Dataset rows:
++++++++++++++++++++

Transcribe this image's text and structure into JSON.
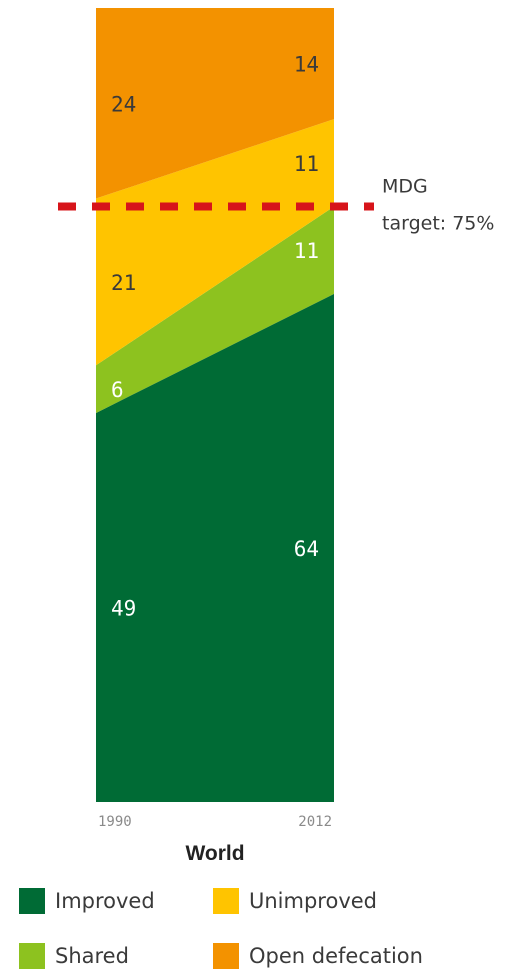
{
  "chart_data": {
    "type": "area",
    "title": "World",
    "x": [
      "1990",
      "2012"
    ],
    "ylim": [
      0,
      100
    ],
    "stacked": true,
    "series": [
      {
        "name": "Improved",
        "values": [
          49,
          64
        ],
        "color": "#006b35",
        "label_color": "#ffffff"
      },
      {
        "name": "Shared",
        "values": [
          6,
          11
        ],
        "color": "#8dc21f",
        "label_color": "#ffffff"
      },
      {
        "name": "Unimproved",
        "values": [
          21,
          11
        ],
        "color": "#ffc400",
        "label_color": "#3a3a3a"
      },
      {
        "name": "Open defecation",
        "values": [
          24,
          14
        ],
        "color": "#f39200",
        "label_color": "#3a3a3a"
      }
    ],
    "target": {
      "value": 75,
      "label_line1": "MDG",
      "label_line2": "target: 75%",
      "color": "#d7141a",
      "style": "dashed"
    },
    "legend": {
      "position": "bottom",
      "columns": 2
    }
  }
}
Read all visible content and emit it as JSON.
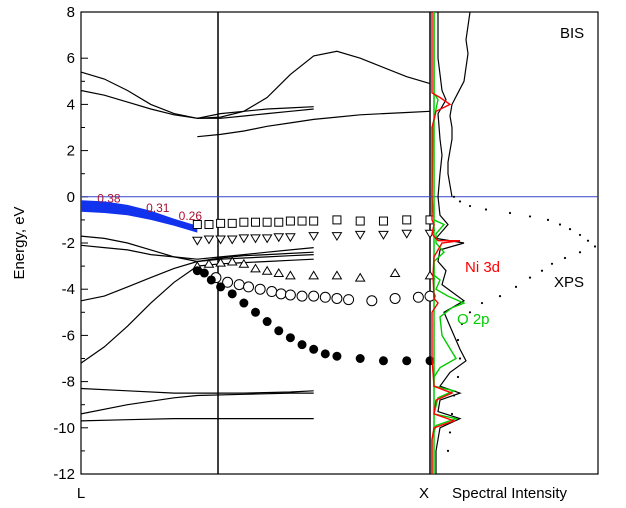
{
  "chart_data": {
    "type": "line",
    "ylabel": "Energy, eV",
    "ylim": [
      -12,
      8
    ],
    "y_ticks": [
      "8",
      "6",
      "4",
      "2",
      "0",
      "-2",
      "-4",
      "-6",
      "-8",
      "-10",
      "-12"
    ],
    "k_labels": [
      "L",
      "X"
    ],
    "fermi_level": 0,
    "band_widths": [
      {
        "label": "0.38",
        "k": 0.12,
        "y": -0.25
      },
      {
        "label": "0.31",
        "k": 0.33,
        "y": -0.65
      },
      {
        "label": "0.26",
        "k": 0.47,
        "y": -1.0
      }
    ],
    "bands": [
      {
        "x": [
          0,
          0.1,
          0.2,
          0.3,
          0.4,
          0.5,
          0.6,
          0.7,
          0.8,
          0.9,
          1.0
        ],
        "y": [
          5.4,
          5.1,
          4.6,
          4.0,
          3.6,
          3.4,
          3.6,
          3.7,
          3.8,
          3.85,
          3.9
        ]
      },
      {
        "x": [
          0,
          0.1,
          0.2,
          0.3,
          0.4,
          0.5,
          0.6,
          0.7,
          0.8,
          0.9,
          1.0
        ],
        "y": [
          4.6,
          4.4,
          4.1,
          3.8,
          3.55,
          3.4,
          3.4,
          3.5,
          3.6,
          3.7,
          3.8
        ]
      },
      {
        "x": [
          0.5,
          0.6,
          0.7,
          0.8,
          0.9,
          1.0,
          1.1,
          1.2,
          1.25,
          1.4,
          1.5
        ],
        "y": [
          3.4,
          3.45,
          3.7,
          4.3,
          5.3,
          6.1,
          6.3,
          6.0,
          5.8,
          5.2,
          4.9
        ]
      },
      {
        "x": [
          0.5,
          0.6,
          0.7,
          0.8,
          0.9,
          1.0,
          1.1,
          1.2,
          1.3,
          1.4,
          1.5
        ],
        "y": [
          2.6,
          2.7,
          2.85,
          3.05,
          3.2,
          3.35,
          3.45,
          3.55,
          3.6,
          3.65,
          3.7
        ]
      },
      {
        "x": [
          0,
          0.1,
          0.2,
          0.3,
          0.4,
          0.5,
          0.6,
          0.7,
          0.8,
          0.9,
          1.0
        ],
        "y": [
          -1.7,
          -1.8,
          -2.0,
          -2.3,
          -2.6,
          -2.8,
          -2.7,
          -2.65,
          -2.6,
          -2.55,
          -2.5
        ]
      },
      {
        "x": [
          0,
          0.1,
          0.2,
          0.3,
          0.4,
          0.5,
          0.6,
          0.7,
          0.8,
          0.9,
          1.0
        ],
        "y": [
          -4.5,
          -4.3,
          -3.9,
          -3.5,
          -3.1,
          -2.8,
          -2.65,
          -2.55,
          -2.5,
          -2.45,
          -2.4
        ]
      },
      {
        "x": [
          0,
          0.1,
          0.2,
          0.3,
          0.4,
          0.5,
          0.6,
          0.7,
          0.8,
          0.9,
          1.0
        ],
        "y": [
          -7.2,
          -6.5,
          -5.6,
          -4.6,
          -3.7,
          -3.0,
          -2.9,
          -2.85,
          -2.8,
          -2.75,
          -2.7
        ]
      },
      {
        "x": [
          0,
          0.1,
          0.2,
          0.3,
          0.4,
          0.5,
          0.6,
          0.7,
          0.8,
          0.9,
          1.0
        ],
        "y": [
          -2.1,
          -2.2,
          -2.3,
          -2.5,
          -2.6,
          -2.7,
          -2.6,
          -2.5,
          -2.4,
          -2.3,
          -2.2
        ]
      },
      {
        "x": [
          0,
          0.2,
          0.4,
          0.5,
          0.7,
          0.9,
          1.0
        ],
        "y": [
          -8.3,
          -8.4,
          -8.5,
          -8.5,
          -8.5,
          -8.45,
          -8.4
        ]
      },
      {
        "x": [
          0,
          0.2,
          0.4,
          0.5,
          0.7,
          0.9,
          1.0
        ],
        "y": [
          -9.4,
          -9.0,
          -8.7,
          -8.6,
          -8.55,
          -8.5,
          -8.5
        ]
      },
      {
        "x": [
          0,
          0.2,
          0.4,
          0.5,
          0.7,
          0.9,
          1.0
        ],
        "y": [
          -9.7,
          -9.65,
          -9.6,
          -9.6,
          -9.6,
          -9.6,
          -9.6
        ]
      }
    ],
    "series": [
      {
        "name": "Ni 3d",
        "color": "#ff0000"
      },
      {
        "name": "O 2p",
        "color": "#00dd00"
      }
    ],
    "spectra_labels": {
      "bis": "BIS",
      "xps": "XPS",
      "ni3d": "Ni 3d",
      "o2p": "O 2p",
      "xlabel": "Spectral Intensity"
    },
    "markers": {
      "squares": [
        [
          0.5,
          -1.2
        ],
        [
          0.55,
          -1.2
        ],
        [
          0.6,
          -1.15
        ],
        [
          0.65,
          -1.15
        ],
        [
          0.7,
          -1.1
        ],
        [
          0.75,
          -1.1
        ],
        [
          0.8,
          -1.1
        ],
        [
          0.85,
          -1.1
        ],
        [
          0.9,
          -1.05
        ],
        [
          0.95,
          -1.05
        ],
        [
          1.0,
          -1.05
        ],
        [
          1.1,
          -1.0
        ],
        [
          1.2,
          -1.05
        ],
        [
          1.3,
          -1.05
        ],
        [
          1.4,
          -1.0
        ],
        [
          1.5,
          -1.0
        ]
      ],
      "triangles_down": [
        [
          0.5,
          -1.9
        ],
        [
          0.55,
          -1.85
        ],
        [
          0.6,
          -1.85
        ],
        [
          0.65,
          -1.85
        ],
        [
          0.7,
          -1.8
        ],
        [
          0.75,
          -1.8
        ],
        [
          0.8,
          -1.8
        ],
        [
          0.85,
          -1.75
        ],
        [
          0.9,
          -1.75
        ],
        [
          1.0,
          -1.7
        ],
        [
          1.1,
          -1.7
        ],
        [
          1.2,
          -1.65
        ],
        [
          1.3,
          -1.65
        ],
        [
          1.4,
          -1.6
        ],
        [
          1.5,
          -1.6
        ]
      ],
      "triangles_up": [
        [
          0.5,
          -3.0
        ],
        [
          0.55,
          -2.9
        ],
        [
          0.6,
          -2.85
        ],
        [
          0.65,
          -2.8
        ],
        [
          0.7,
          -2.9
        ],
        [
          0.75,
          -3.1
        ],
        [
          0.8,
          -3.2
        ],
        [
          0.85,
          -3.3
        ],
        [
          0.9,
          -3.4
        ],
        [
          1.0,
          -3.4
        ],
        [
          1.1,
          -3.4
        ],
        [
          1.2,
          -3.5
        ],
        [
          1.35,
          -3.3
        ],
        [
          1.5,
          -3.4
        ]
      ],
      "circles_open": [
        [
          0.58,
          -3.5
        ],
        [
          0.63,
          -3.7
        ],
        [
          0.68,
          -3.8
        ],
        [
          0.72,
          -3.9
        ],
        [
          0.77,
          -4.0
        ],
        [
          0.82,
          -4.1
        ],
        [
          0.86,
          -4.2
        ],
        [
          0.9,
          -4.25
        ],
        [
          0.95,
          -4.3
        ],
        [
          1.0,
          -4.3
        ],
        [
          1.05,
          -4.35
        ],
        [
          1.1,
          -4.4
        ],
        [
          1.15,
          -4.45
        ],
        [
          1.25,
          -4.5
        ],
        [
          1.35,
          -4.4
        ],
        [
          1.45,
          -4.35
        ],
        [
          1.5,
          -4.3
        ]
      ],
      "circles_filled": [
        [
          0.5,
          -3.2
        ],
        [
          0.53,
          -3.3
        ],
        [
          0.56,
          -3.6
        ],
        [
          0.6,
          -3.9
        ],
        [
          0.65,
          -4.2
        ],
        [
          0.7,
          -4.6
        ],
        [
          0.75,
          -5.0
        ],
        [
          0.8,
          -5.4
        ],
        [
          0.85,
          -5.8
        ],
        [
          0.9,
          -6.1
        ],
        [
          0.95,
          -6.4
        ],
        [
          1.0,
          -6.6
        ],
        [
          1.05,
          -6.8
        ],
        [
          1.1,
          -6.9
        ],
        [
          1.2,
          -7.0
        ],
        [
          1.3,
          -7.1
        ],
        [
          1.4,
          -7.1
        ],
        [
          1.5,
          -7.1
        ]
      ]
    }
  }
}
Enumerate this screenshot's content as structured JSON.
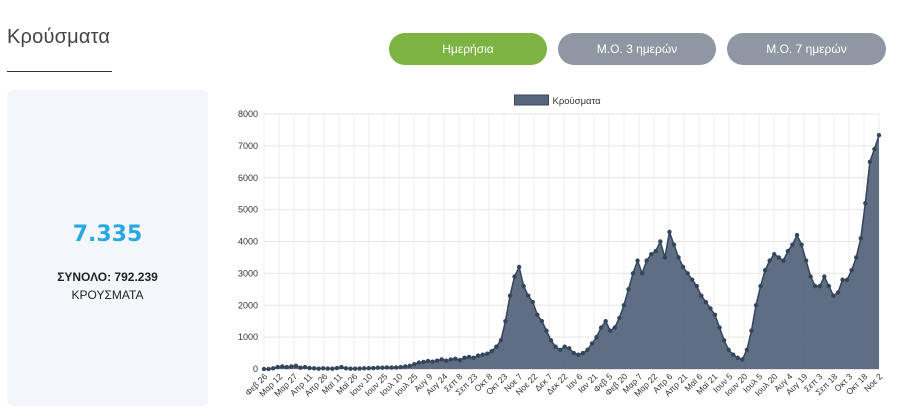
{
  "page": {
    "title": "Κρούσματα"
  },
  "toggles": [
    {
      "label": "Ημερήσια",
      "active": true
    },
    {
      "label": "Μ.Ο. 3 ημερών",
      "active": false
    },
    {
      "label": "Μ.Ο. 7 ημερών",
      "active": false
    }
  ],
  "colors": {
    "active": "#7cb342",
    "inactive": "#8e97a3",
    "accent": "#29a8e0",
    "series_fill": "#56667b",
    "series_line": "#34455c"
  },
  "stats": {
    "value": "7.335",
    "total": "ΣΥΝΟΛΟ: 792.239",
    "unit": "ΚΡΟΥΣΜΑΤΑ"
  },
  "chart_data": {
    "type": "area",
    "legend": {
      "label": "Κρούσματα",
      "position": "top-center"
    },
    "xlabels": [
      "Φεβ 26",
      "Μαρ 12",
      "Μαρ 27",
      "Απρ 11",
      "Απρ 26",
      "Μαϊ 11",
      "Μαϊ 26",
      "Ιουν 10",
      "Ιουν 25",
      "Ιουλ 10",
      "Ιουλ 25",
      "Αυγ 9",
      "Αυγ 24",
      "Σεπ 8",
      "Σεπ 23",
      "Οκτ 8",
      "Οκτ 23",
      "Νοε 7",
      "Νοε 22",
      "Δεκ 7",
      "Δεκ 22",
      "Ιαν 6",
      "Ιαν 21",
      "Φεβ 5",
      "Φεβ 20",
      "Μαρ 7",
      "Μαρ 22",
      "Απρ 6",
      "Απρ 21",
      "Μαϊ 6",
      "Μαϊ 21",
      "Ιουν 5",
      "Ιουν 20",
      "Ιουλ 5",
      "Ιουλ 20",
      "Αυγ 4",
      "Αυγ 19",
      "Σεπ 3",
      "Σεπ 18",
      "Οκτ 3",
      "Οκτ 18",
      "Νοε 2"
    ],
    "yticks": [
      0,
      1000,
      2000,
      3000,
      4000,
      5000,
      6000,
      7000,
      8000
    ],
    "ylim": [
      0,
      8000
    ],
    "grid": true,
    "values": [
      0,
      0,
      20,
      60,
      80,
      60,
      80,
      100,
      40,
      60,
      30,
      20,
      10,
      20,
      15,
      10,
      30,
      60,
      20,
      10,
      10,
      15,
      20,
      25,
      30,
      40,
      40,
      50,
      45,
      50,
      60,
      80,
      100,
      150,
      200,
      220,
      250,
      230,
      260,
      300,
      260,
      300,
      320,
      280,
      350,
      380,
      350,
      420,
      450,
      480,
      560,
      700,
      900,
      1500,
      2300,
      2900,
      3200,
      2600,
      2300,
      2100,
      1700,
      1500,
      1200,
      900,
      700,
      600,
      700,
      650,
      500,
      450,
      500,
      600,
      800,
      1000,
      1300,
      1500,
      1200,
      1300,
      1600,
      2000,
      2500,
      3000,
      3400,
      3000,
      3400,
      3600,
      3700,
      4000,
      3500,
      4300,
      3900,
      3500,
      3200,
      3000,
      2800,
      2600,
      2300,
      2100,
      1900,
      1700,
      1300,
      900,
      600,
      450,
      350,
      300,
      600,
      1200,
      2000,
      2600,
      3100,
      3400,
      3600,
      3500,
      3400,
      3700,
      3900,
      4200,
      3900,
      3400,
      2900,
      2600,
      2600,
      2900,
      2600,
      2300,
      2400,
      2800,
      2800,
      3100,
      3500,
      4100,
      5200,
      6500,
      6900,
      7335
    ]
  }
}
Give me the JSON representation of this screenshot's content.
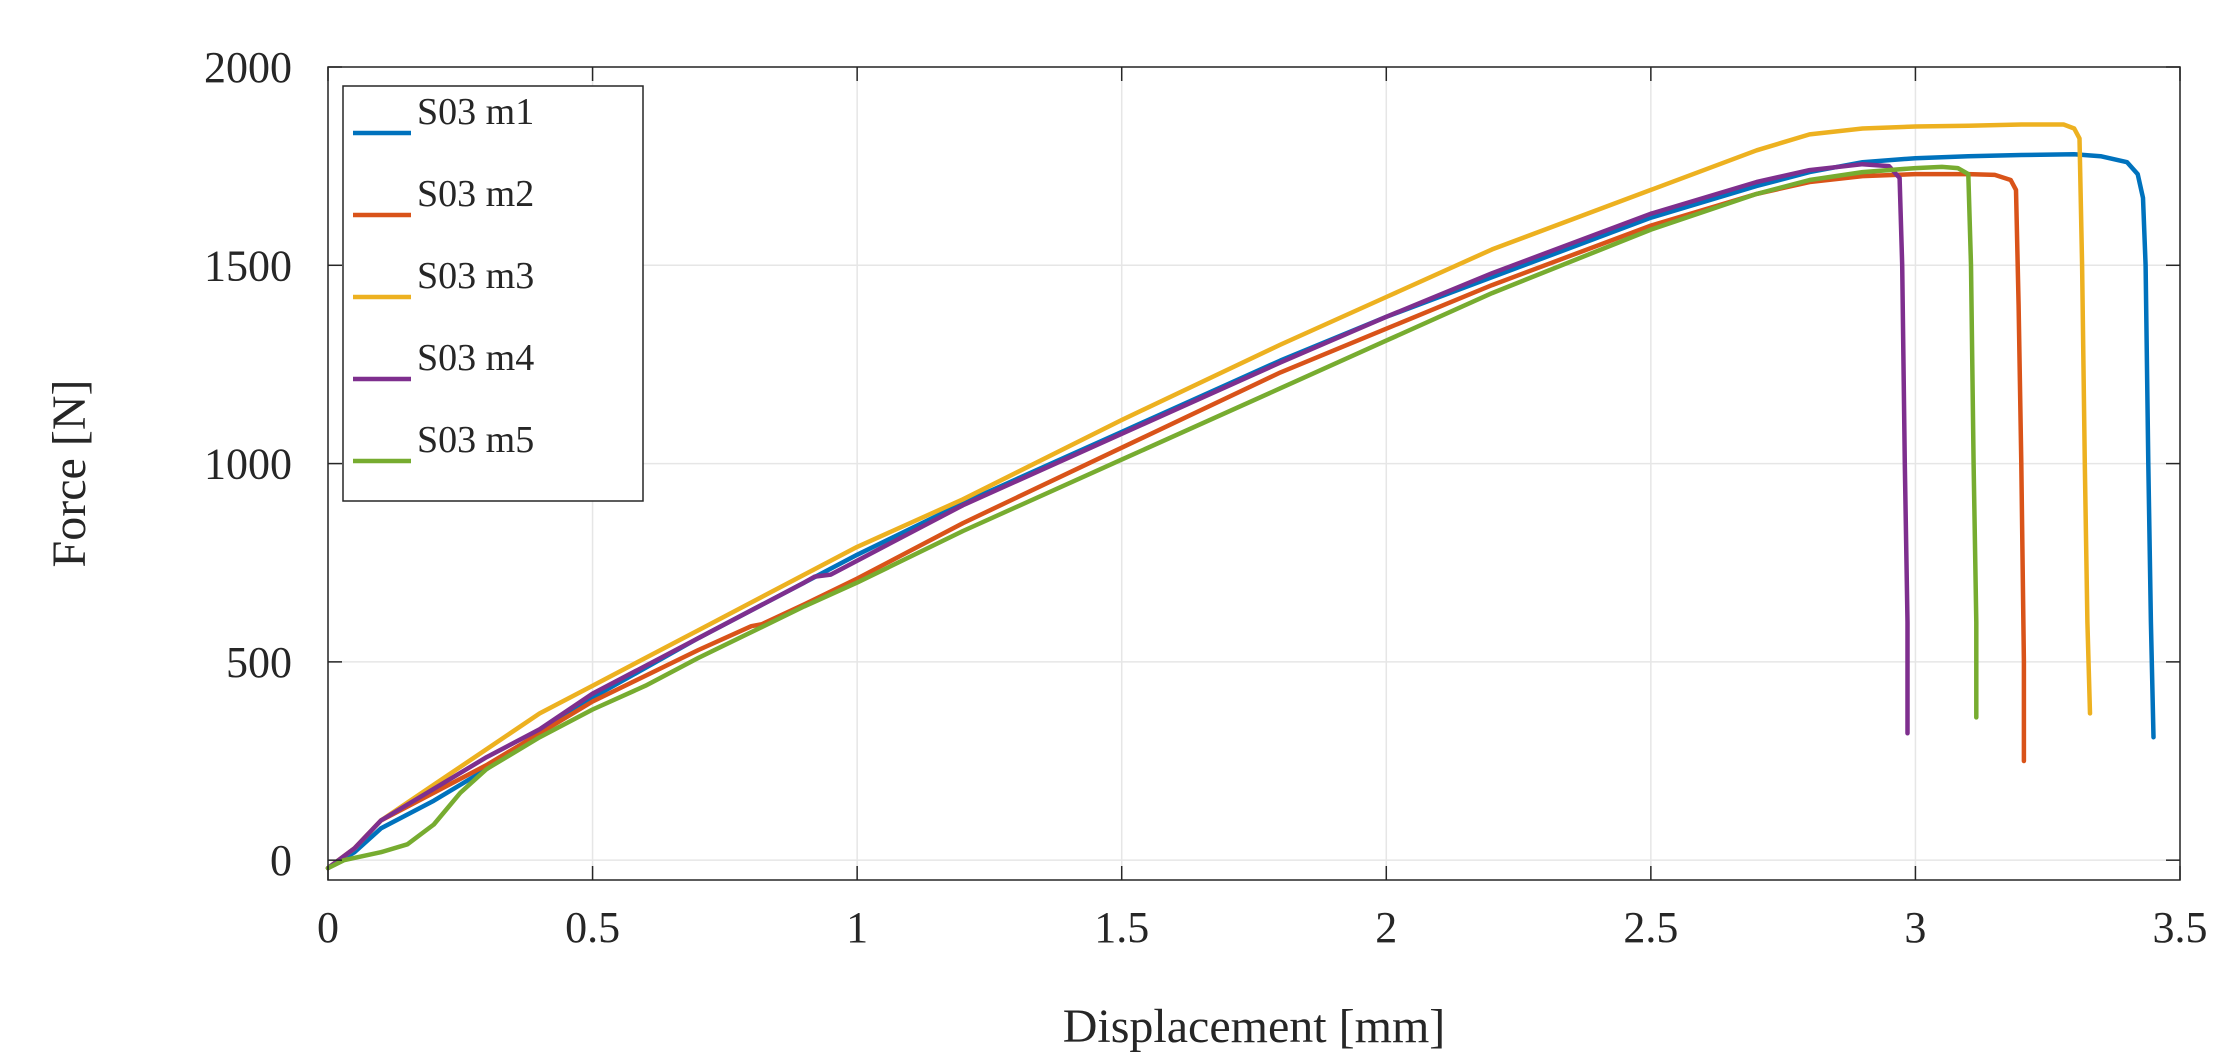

++++++++++++++++++++

-- Requirement --
Pull out all lines of the data with the string "position".

-- Exercise result --
      "position": "bottom",
      "position": "top-center"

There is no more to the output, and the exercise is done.